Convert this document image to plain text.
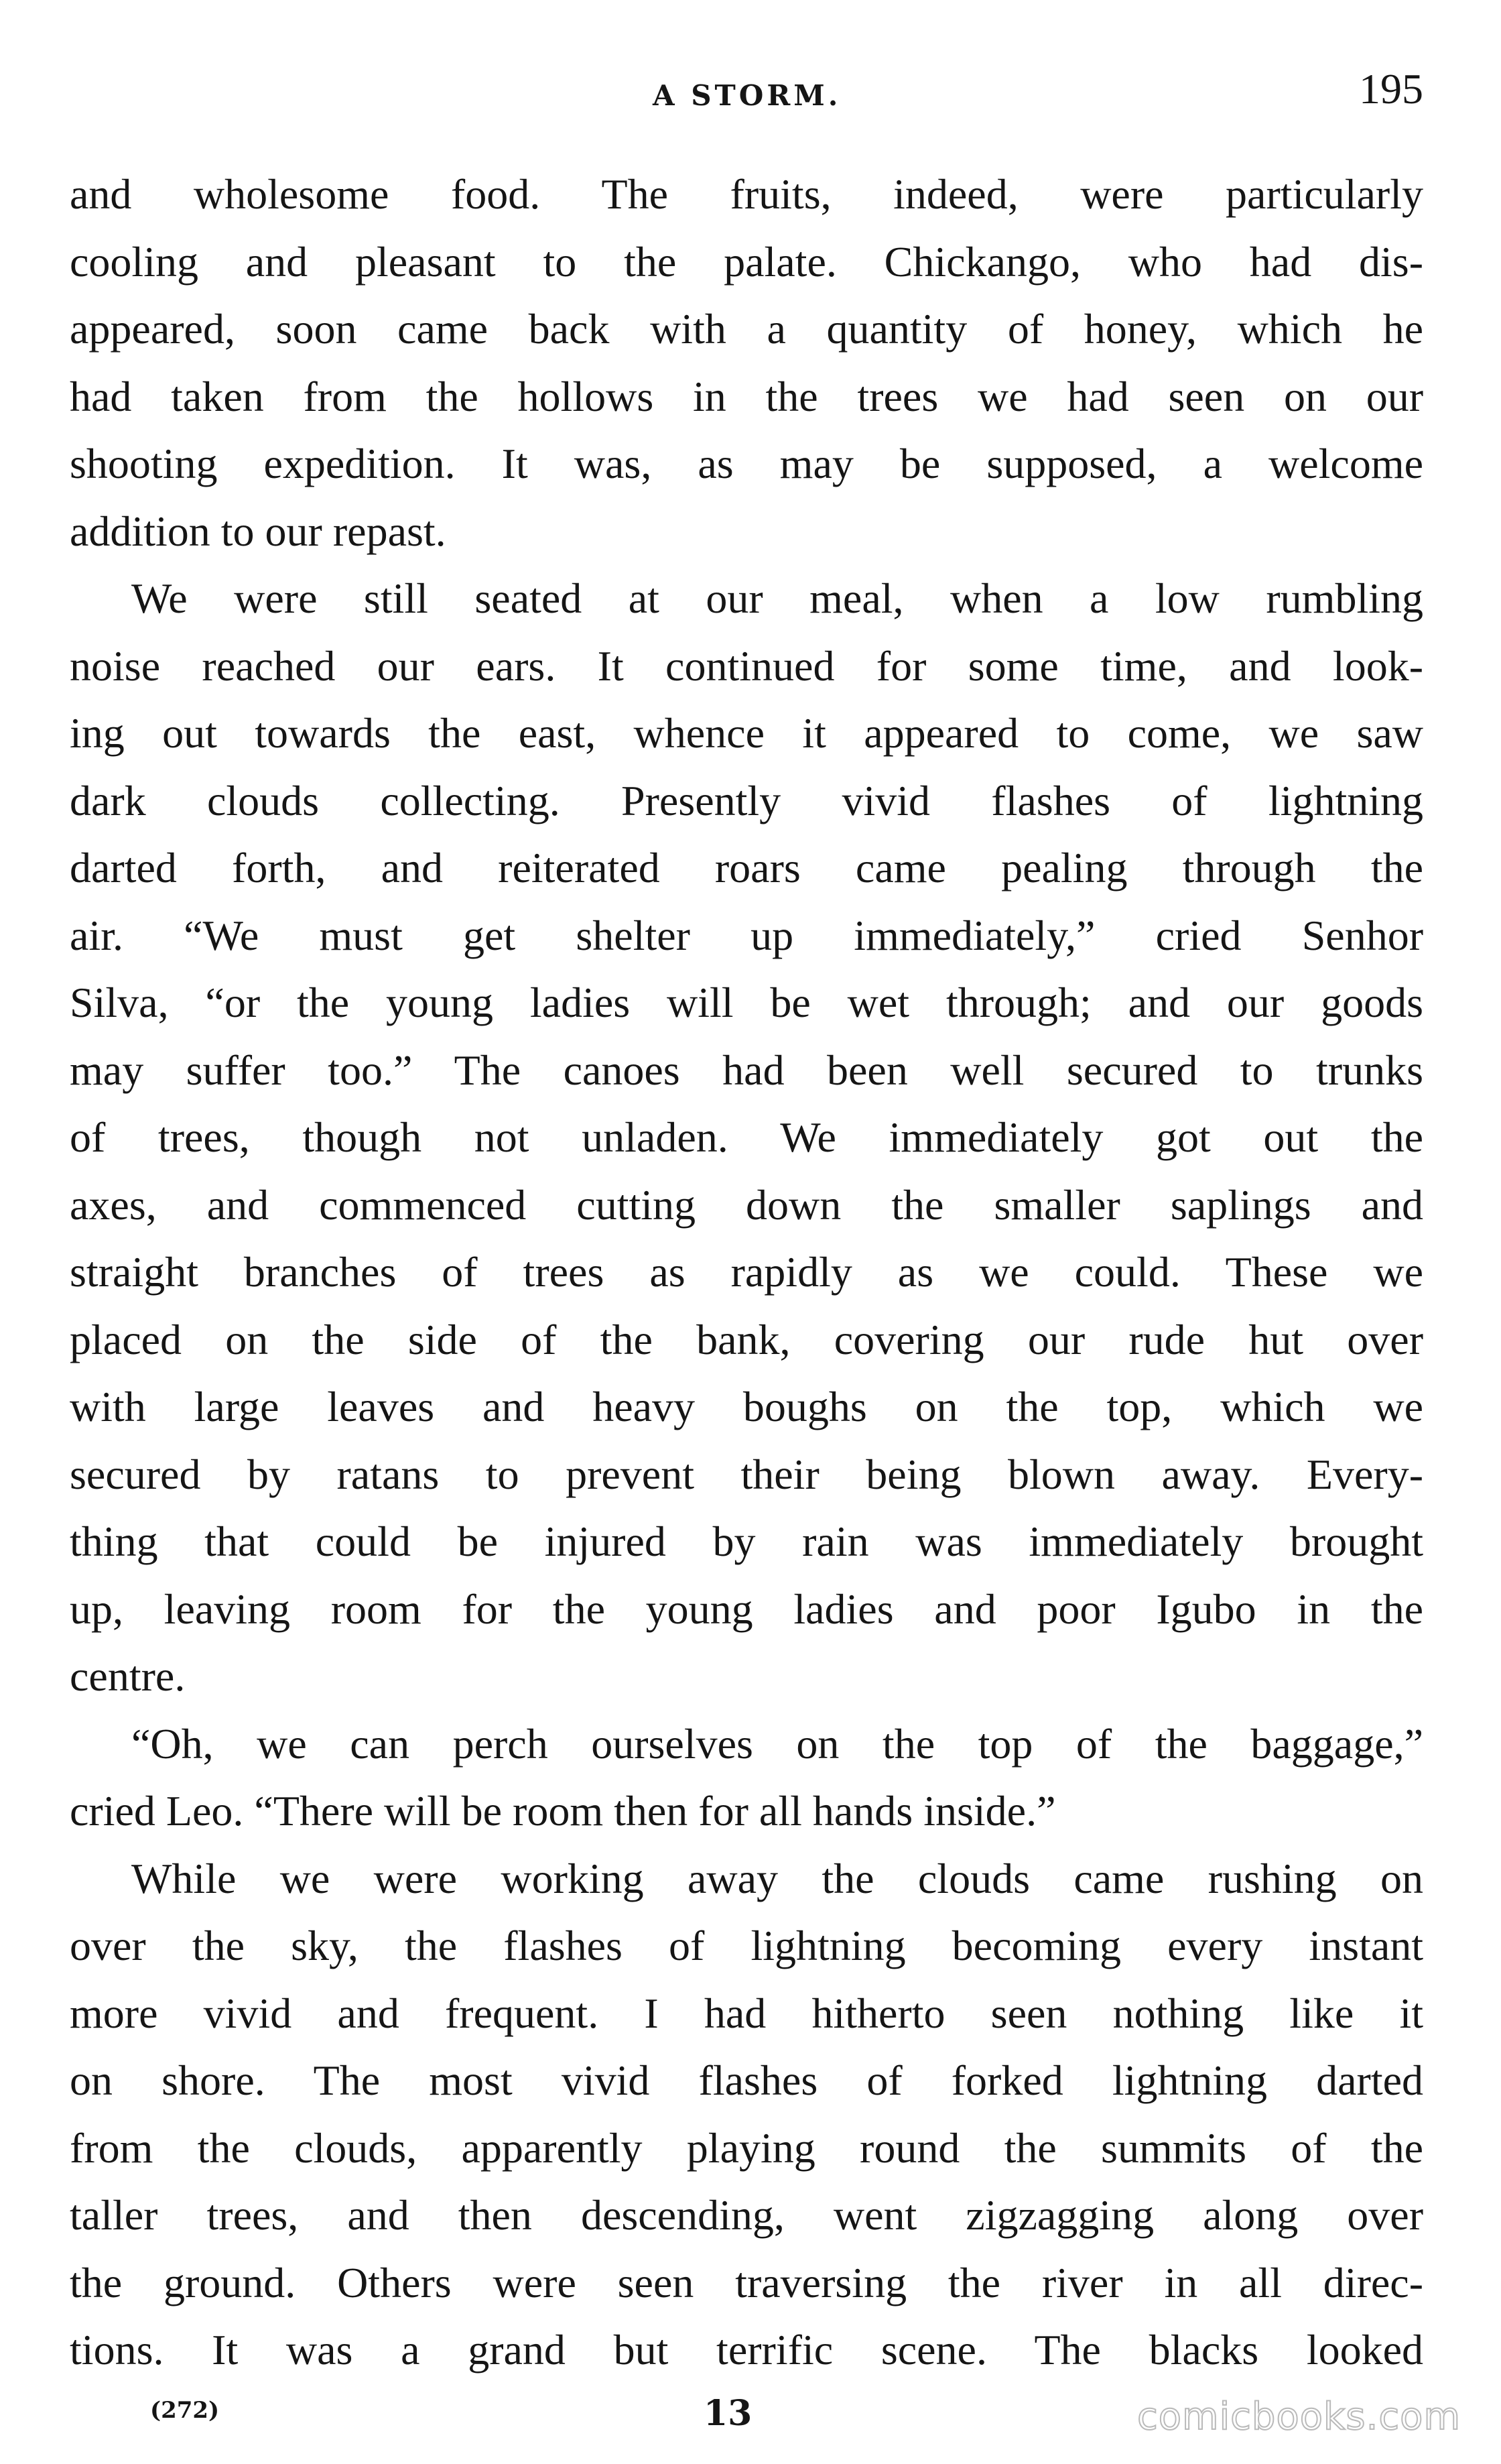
A STORM.	195

and wholesome food. The fruits, indeed, were particularly
cooling and pleasant to the palate. Chickango, who had dis-
appeared, soon came back with a quantity of honey, which he
had taken from the hollows in the trees we had seen on our
shooting expedition. It was, as may be supposed, a welcome
addition to our repast.

We were still seated at our meal, when a low rumbling
noise reached our ears. It continued for some time, and look-
ing out towards the east, whence it appeared to come, we saw
dark clouds collecting. Presently vivid flashes of lightning
darted forth, and reiterated roars came pealing through the
air. “We must get shelter up immediately,” cried Senhor
Silva, “or the young ladies will be wet through; and our goods
may suffer too.” The canoes had been well secured to trunks
of trees, though not unladen. We immediately got out the
axes, and commenced cutting down the smaller saplings and
straight branches of trees as rapidly as we could. These we
placed on the side of the bank, covering our rude hut over
with large leaves and heavy boughs on the top, which we
secured by ratans to prevent their being blown away. Every-
thing that could be injured by rain was immediately brought
up, leaving room for the young ladies and poor Igubo in the
centre.

“Oh, we can perch ourselves on the top of the baggage,”
cried Leo. “There will be room then for all hands inside.”

While we were working away the clouds came rushing on
over the sky, the flashes of lightning becoming every instant
more vivid and frequent. I had hitherto seen nothing like it
on shore. The most vivid flashes of forked lightning darted
from the clouds, apparently playing round the summits of the
taller trees, and then descending, went zigzagging along over
the ground. Others were seen traversing the river in all direc-
tions. It was a grand but terrific scene. The blacks looked

(272)	13	comicbooks.com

====================

WHAT THIS TASK INVOLVES: Give every line above again exactly, with no pictures.

EXERCISE OUTPUT:
Convert this document image to plain text.
A STORM.	195

and wholesome food. The fruits, indeed, were particularly
cooling and pleasant to the palate. Chickango, who had dis-
appeared, soon came back with a quantity of honey, which he
had taken from the hollows in the trees we had seen on our
shooting expedition. It was, as may be supposed, a welcome
addition to our repast.

We were still seated at our meal, when a low rumbling
noise reached our ears. It continued for some time, and look-
ing out towards the east, whence it appeared to come, we saw
dark clouds collecting. Presently vivid flashes of lightning
darted forth, and reiterated roars came pealing through the
air. “We must get shelter up immediately,” cried Senhor
Silva, “or the young ladies will be wet through; and our goods
may suffer too.” The canoes had been well secured to trunks
of trees, though not unladen. We immediately got out the
axes, and commenced cutting down the smaller saplings and
straight branches of trees as rapidly as we could. These we
placed on the side of the bank, covering our rude hut over
with large leaves and heavy boughs on the top, which we
secured by ratans to prevent their being blown away. Every-
thing that could be injured by rain was immediately brought
up, leaving room for the young ladies and poor Igubo in the
centre.

“Oh, we can perch ourselves on the top of the baggage,”
cried Leo. “There will be room then for all hands inside.”

While we were working away the clouds came rushing on
over the sky, the flashes of lightning becoming every instant
more vivid and frequent. I had hitherto seen nothing like it
on shore. The most vivid flashes of forked lightning darted
from the clouds, apparently playing round the summits of the
taller trees, and then descending, went zigzagging along over
the ground. Others were seen traversing the river in all direc-
tions. It was a grand but terrific scene. The blacks looked

(272)	13	comicbooks.com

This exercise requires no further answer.